*INSTRUCTION*: Show every line that has the string "with" in it.
----------
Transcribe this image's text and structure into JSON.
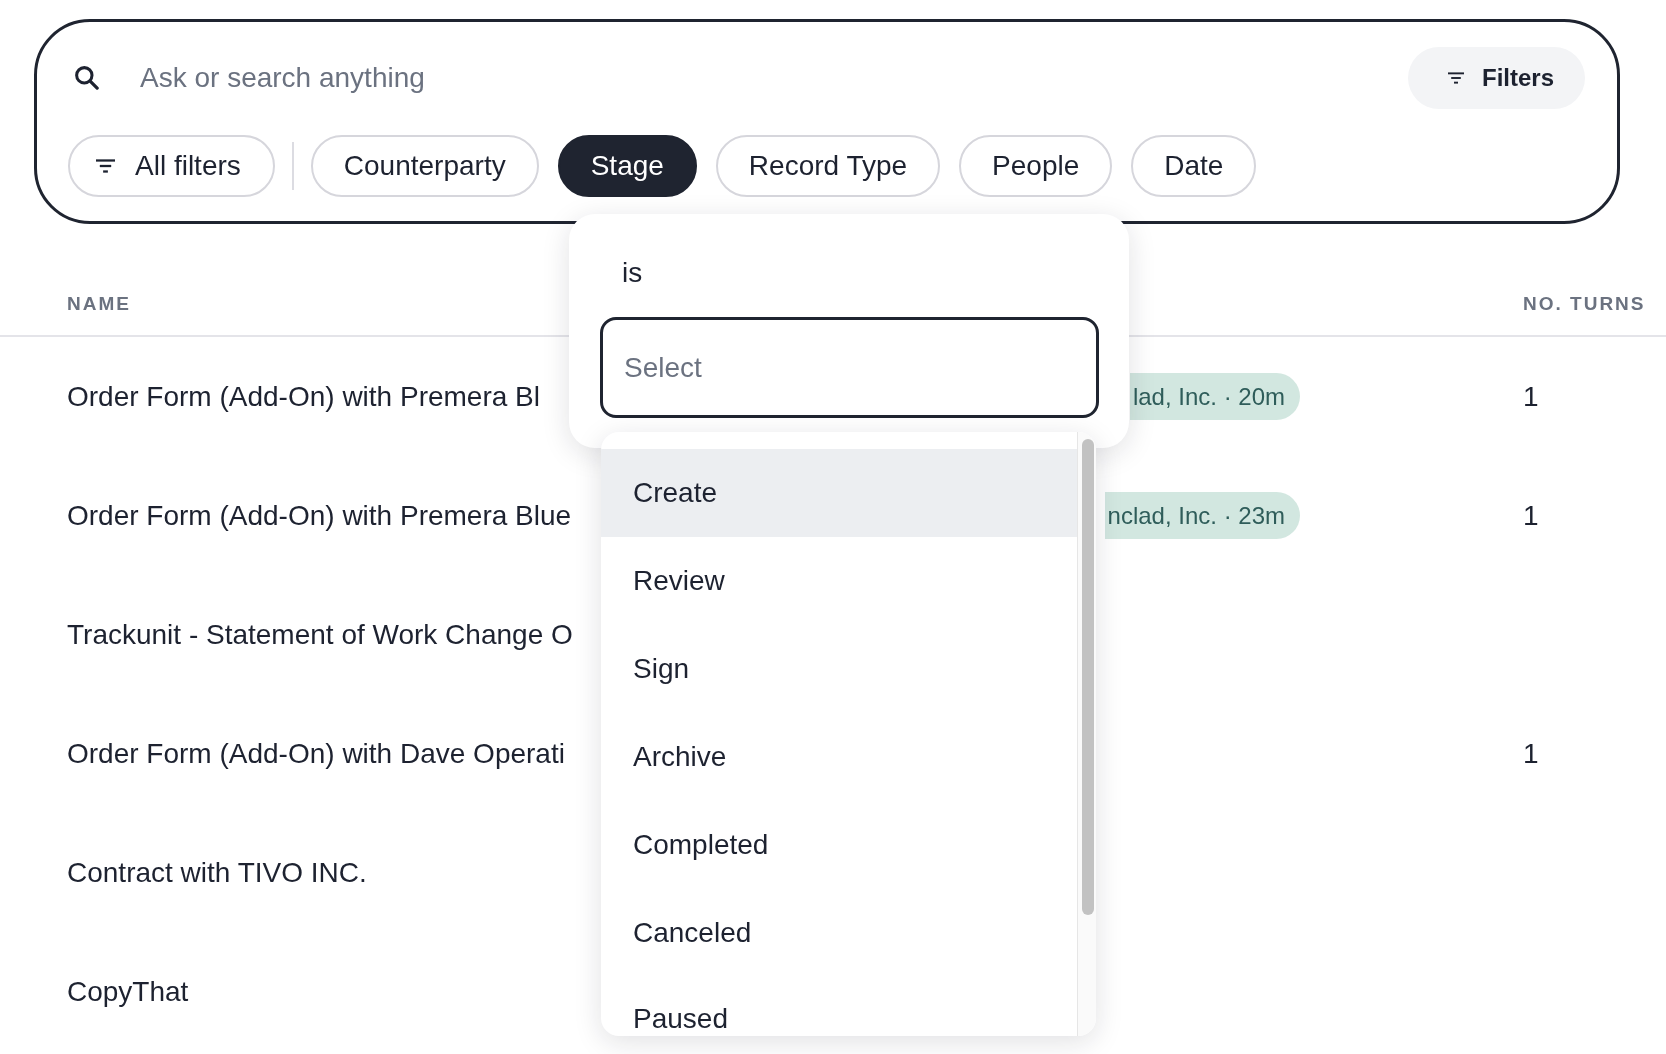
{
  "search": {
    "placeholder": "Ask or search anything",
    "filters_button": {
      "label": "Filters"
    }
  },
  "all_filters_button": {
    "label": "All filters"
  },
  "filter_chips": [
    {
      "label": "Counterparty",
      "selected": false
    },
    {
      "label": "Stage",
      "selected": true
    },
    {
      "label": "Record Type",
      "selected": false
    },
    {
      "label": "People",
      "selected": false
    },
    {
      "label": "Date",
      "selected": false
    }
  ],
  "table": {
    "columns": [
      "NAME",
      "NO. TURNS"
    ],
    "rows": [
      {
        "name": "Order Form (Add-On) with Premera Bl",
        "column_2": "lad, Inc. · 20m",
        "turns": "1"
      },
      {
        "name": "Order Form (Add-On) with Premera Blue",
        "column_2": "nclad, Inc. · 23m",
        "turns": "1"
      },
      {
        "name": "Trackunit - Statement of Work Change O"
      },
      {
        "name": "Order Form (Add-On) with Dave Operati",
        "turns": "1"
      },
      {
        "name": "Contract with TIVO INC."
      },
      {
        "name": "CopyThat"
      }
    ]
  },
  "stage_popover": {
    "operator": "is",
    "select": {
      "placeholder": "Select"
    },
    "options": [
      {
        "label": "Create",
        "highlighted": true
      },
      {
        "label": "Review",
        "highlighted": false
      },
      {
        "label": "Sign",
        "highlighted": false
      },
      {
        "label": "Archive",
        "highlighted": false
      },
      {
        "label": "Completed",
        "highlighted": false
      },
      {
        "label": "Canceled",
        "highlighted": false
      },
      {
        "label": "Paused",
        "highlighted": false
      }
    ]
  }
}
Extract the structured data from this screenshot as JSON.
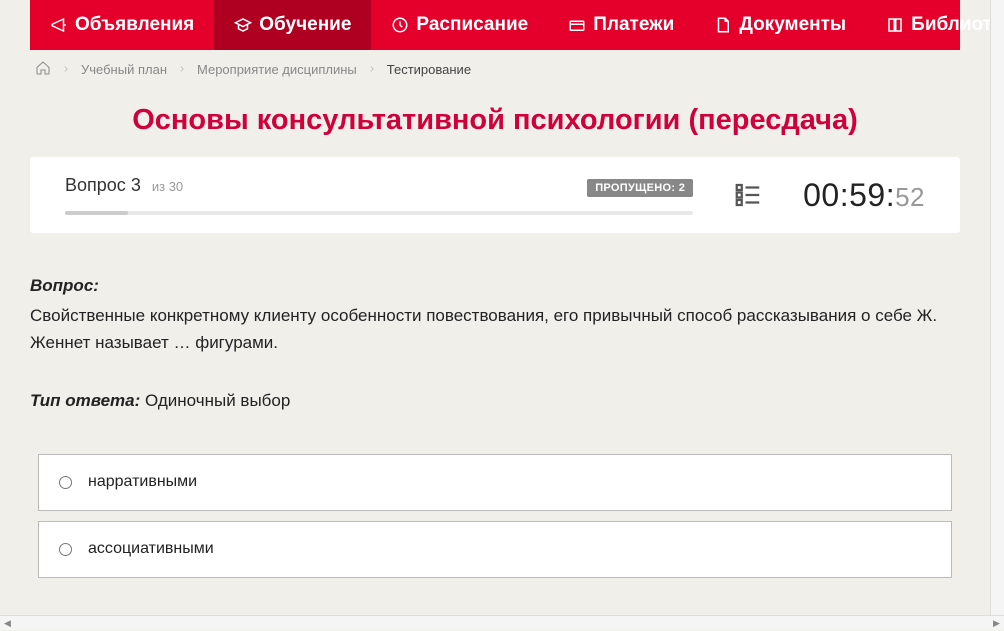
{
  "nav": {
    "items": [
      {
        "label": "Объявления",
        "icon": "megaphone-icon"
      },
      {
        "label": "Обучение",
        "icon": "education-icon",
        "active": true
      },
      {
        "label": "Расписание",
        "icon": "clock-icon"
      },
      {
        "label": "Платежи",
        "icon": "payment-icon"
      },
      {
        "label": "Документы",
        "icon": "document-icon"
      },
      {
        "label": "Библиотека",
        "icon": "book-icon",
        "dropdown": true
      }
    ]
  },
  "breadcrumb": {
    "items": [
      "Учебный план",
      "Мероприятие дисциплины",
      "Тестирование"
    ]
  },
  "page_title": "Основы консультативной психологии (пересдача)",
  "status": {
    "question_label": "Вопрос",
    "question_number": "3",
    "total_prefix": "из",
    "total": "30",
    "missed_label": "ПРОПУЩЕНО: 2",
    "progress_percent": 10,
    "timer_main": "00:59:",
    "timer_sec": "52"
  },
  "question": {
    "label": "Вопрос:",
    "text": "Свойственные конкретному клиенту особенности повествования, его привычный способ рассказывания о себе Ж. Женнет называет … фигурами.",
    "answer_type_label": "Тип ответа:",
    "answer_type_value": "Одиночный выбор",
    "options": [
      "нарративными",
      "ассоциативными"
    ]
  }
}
----------
*SOLUTION*:
        "name": "Order Form (Add-On) with Premera Bl",
        "name": "Order Form (Add-On) with Premera Blue",
        "name": "Order Form (Add-On) with Dave Operati",
        "name": "Contract with TIVO INC."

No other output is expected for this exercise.